The exercise:
Go through the listing and set it down exactly, leaving out its pictures.

--- Begin Excerpted data ---

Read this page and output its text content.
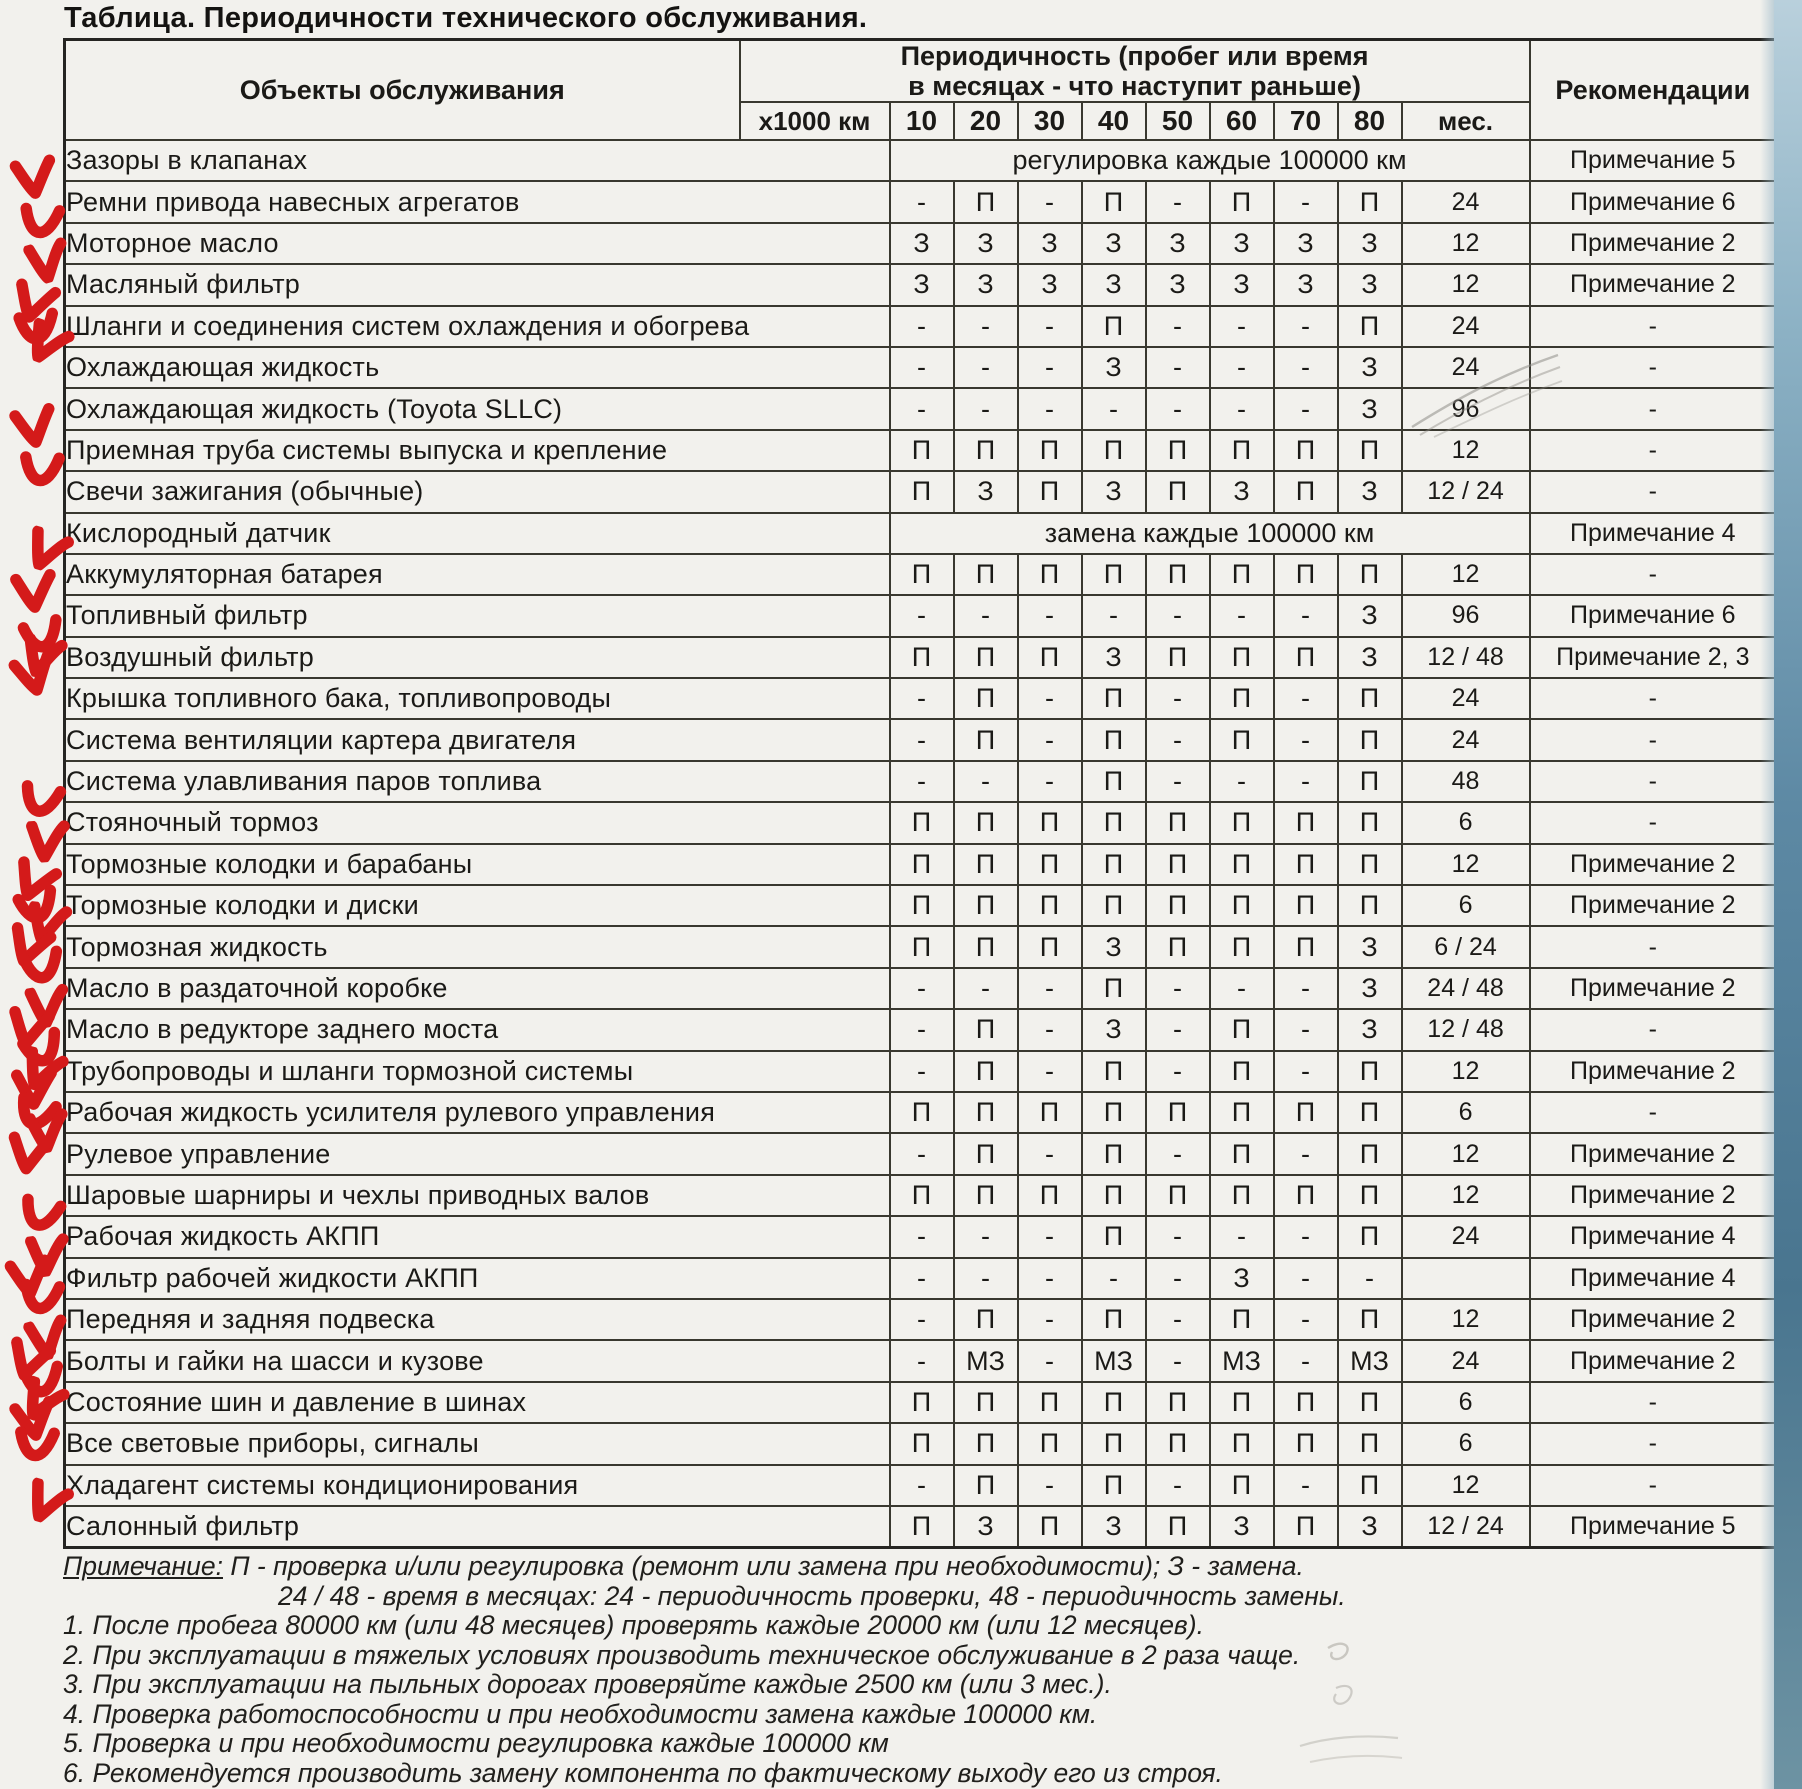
Таблица. Периодичности технического обслуживания.
Объекты обслуживания	Периодичность (пробег или время
в месяцах - что наступит раньше)										Рекомендации
	х1000 км	10	20	30	40	50	60	70	80	мес.	
Зазоры в клапанах		регулировка каждые 100000 км									Примечание 5
Ремни привода навесных агрегатов		-	П	-	П	-	П	-	П	24	Примечание 6
Моторное масло		З	З	З	З	З	З	З	З	12	Примечание 2
Масляный фильтр		З	З	З	З	З	З	З	З	12	Примечание 2
Шланги и соединения систем охлаждения и обогрева		-	-	-	П	-	-	-	П	24	-
Охлаждающая жидкость		-	-	-	З	-	-	-	З	24	-
Охлаждающая жидкость (Toyota SLLC)		-	-	-	-	-	-	-	З	96	-
Приемная труба системы выпуска и крепление		П	П	П	П	П	П	П	П	12	-
Свечи зажигания (обычные)		П	З	П	З	П	З	П	З	12 / 24	-
Кислородный датчик		замена каждые 100000 км									Примечание 4
Аккумуляторная батарея		П	П	П	П	П	П	П	П	12	-
Топливный фильтр		-	-	-	-	-	-	-	З	96	Примечание 6
Воздушный фильтр		П	П	П	З	П	П	П	З	12 / 48	Примечание 2, 3
Крышка топливного бака, топливопроводы		-	П	-	П	-	П	-	П	24	-
Система вентиляции картера двигателя		-	П	-	П	-	П	-	П	24	-
Система улавливания паров топлива		-	-	-	П	-	-	-	П	48	-
Стояночный тормоз		П	П	П	П	П	П	П	П	6	-
Тормозные колодки и барабаны		П	П	П	П	П	П	П	П	12	Примечание 2
Тормозные колодки и диски		П	П	П	П	П	П	П	П	6	Примечание 2
Тормозная жидкость		П	П	П	З	П	П	П	З	6 / 24	-
Масло в раздаточной коробке		-	-	-	П	-	-	-	З	24 / 48	Примечание 2
Масло в редукторе заднего моста		-	П	-	З	-	П	-	З	12 / 48	-
Трубопроводы и шланги тормозной системы		-	П	-	П	-	П	-	П	12	Примечание 2
Рабочая жидкость усилителя рулевого управления		П	П	П	П	П	П	П	П	6	-
Рулевое управление		-	П	-	П	-	П	-	П	12	Примечание 2
Шаровые шарниры и чехлы приводных валов		П	П	П	П	П	П	П	П	12	Примечание 2
Рабочая жидкость АКПП		-	-	-	П	-	-	-	П	24	Примечание 4
Фильтр рабочей жидкости АКПП		-	-	-	-	-	З	-	-		Примечание 4
Передняя и задняя подвеска		-	П	-	П	-	П	-	П	12	Примечание 2
Болты и гайки на шасси и кузове		-	МЗ	-	МЗ	-	МЗ	-	МЗ	24	Примечание 2
Состояние шин и давление в шинах		П	П	П	П	П	П	П	П	6	-
Все световые приборы, сигналы		П	П	П	П	П	П	П	П	6	-
Хладагент системы кондиционирования		-	П	-	П	-	П	-	П	12	-
Салонный фильтр		П	З	П	З	П	З	П	З	12 / 24	Примечание 5
Примечание: П - проверка и/или регулировка (ремонт или замена при необходимости); З - замена.
24 / 48 - время в месяцах: 24 - периодичность проверки, 48 - периодичность замены.
1. После пробега 80000 км (или 48 месяцев) проверять каждые 20000 км (или 12 месяцев).
2. При эксплуатации в тяжелых условиях производить техническое обслуживание в 2 раза чаще.
3. При эксплуатации на пыльных дорогах проверяйте каждые 2500 км (или 3 мес.).
4. Проверка работоспособности и при необходимости замена каждые 100000 км.
5. Проверка и при необходимости регулировка каждые 100000 км
6. Рекомендуется производить замену компонента по фактическому выходу его из строя.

--- End Excerpted data ---

Final result:
Read this page and output its text content.
Таблица. Периодичности технического обслуживания.
Объекты обслуживания	Периодичность (пробег или время
в месяцах - что наступит раньше)										Рекомендации
	х1000 км	10	20	30	40	50	60	70	80	мес.	
Зазоры в клапанах		регулировка каждые 100000 км									Примечание 5
Ремни привода навесных агрегатов		-	П	-	П	-	П	-	П	24	Примечание 6
Моторное масло		З	З	З	З	З	З	З	З	12	Примечание 2
Масляный фильтр		З	З	З	З	З	З	З	З	12	Примечание 2
Шланги и соединения систем охлаждения и обогрева		-	-	-	П	-	-	-	П	24	-
Охлаждающая жидкость		-	-	-	З	-	-	-	З	24	-
Охлаждающая жидкость (Toyota SLLC)		-	-	-	-	-	-	-	З	96	-
Приемная труба системы выпуска и крепление		П	П	П	П	П	П	П	П	12	-
Свечи зажигания (обычные)		П	З	П	З	П	З	П	З	12 / 24	-
Кислородный датчик		замена каждые 100000 км									Примечание 4
Аккумуляторная батарея		П	П	П	П	П	П	П	П	12	-
Топливный фильтр		-	-	-	-	-	-	-	З	96	Примечание 6
Воздушный фильтр		П	П	П	З	П	П	П	З	12 / 48	Примечание 2, 3
Крышка топливного бака, топливопроводы		-	П	-	П	-	П	-	П	24	-
Система вентиляции картера двигателя		-	П	-	П	-	П	-	П	24	-
Система улавливания паров топлива		-	-	-	П	-	-	-	П	48	-
Стояночный тормоз		П	П	П	П	П	П	П	П	6	-
Тормозные колодки и барабаны		П	П	П	П	П	П	П	П	12	Примечание 2
Тормозные колодки и диски		П	П	П	П	П	П	П	П	6	Примечание 2
Тормозная жидкость		П	П	П	З	П	П	П	З	6 / 24	-
Масло в раздаточной коробке		-	-	-	П	-	-	-	З	24 / 48	Примечание 2
Масло в редукторе заднего моста		-	П	-	З	-	П	-	З	12 / 48	-
Трубопроводы и шланги тормозной системы		-	П	-	П	-	П	-	П	12	Примечание 2
Рабочая жидкость усилителя рулевого управления		П	П	П	П	П	П	П	П	6	-
Рулевое управление		-	П	-	П	-	П	-	П	12	Примечание 2
Шаровые шарниры и чехлы приводных валов		П	П	П	П	П	П	П	П	12	Примечание 2
Рабочая жидкость АКПП		-	-	-	П	-	-	-	П	24	Примечание 4
Фильтр рабочей жидкости АКПП		-	-	-	-	-	З	-	-		Примечание 4
Передняя и задняя подвеска		-	П	-	П	-	П	-	П	12	Примечание 2
Болты и гайки на шасси и кузове		-	МЗ	-	МЗ	-	МЗ	-	МЗ	24	Примечание 2
Состояние шин и давление в шинах		П	П	П	П	П	П	П	П	6	-
Все световые приборы, сигналы		П	П	П	П	П	П	П	П	6	-
Хладагент системы кондиционирования		-	П	-	П	-	П	-	П	12	-
Салонный фильтр		П	З	П	З	П	З	П	З	12 / 24	Примечание 5
Примечание: П - проверка и/или регулировка (ремонт или замена при необходимости); З - замена.
24 / 48 - время в месяцах: 24 - периодичность проверки, 48 - периодичность замены.
1. После пробега 80000 км (или 48 месяцев) проверять каждые 20000 км (или 12 месяцев).
2. При эксплуатации в тяжелых условиях производить техническое обслуживание в 2 раза чаще.
3. При эксплуатации на пыльных дорогах проверяйте каждые 2500 км (или 3 мес.).
4. Проверка работоспособности и при необходимости замена каждые 100000 км.
5. Проверка и при необходимости регулировка каждые 100000 км
6. Рекомендуется производить замену компонента по фактическому выходу его из строя.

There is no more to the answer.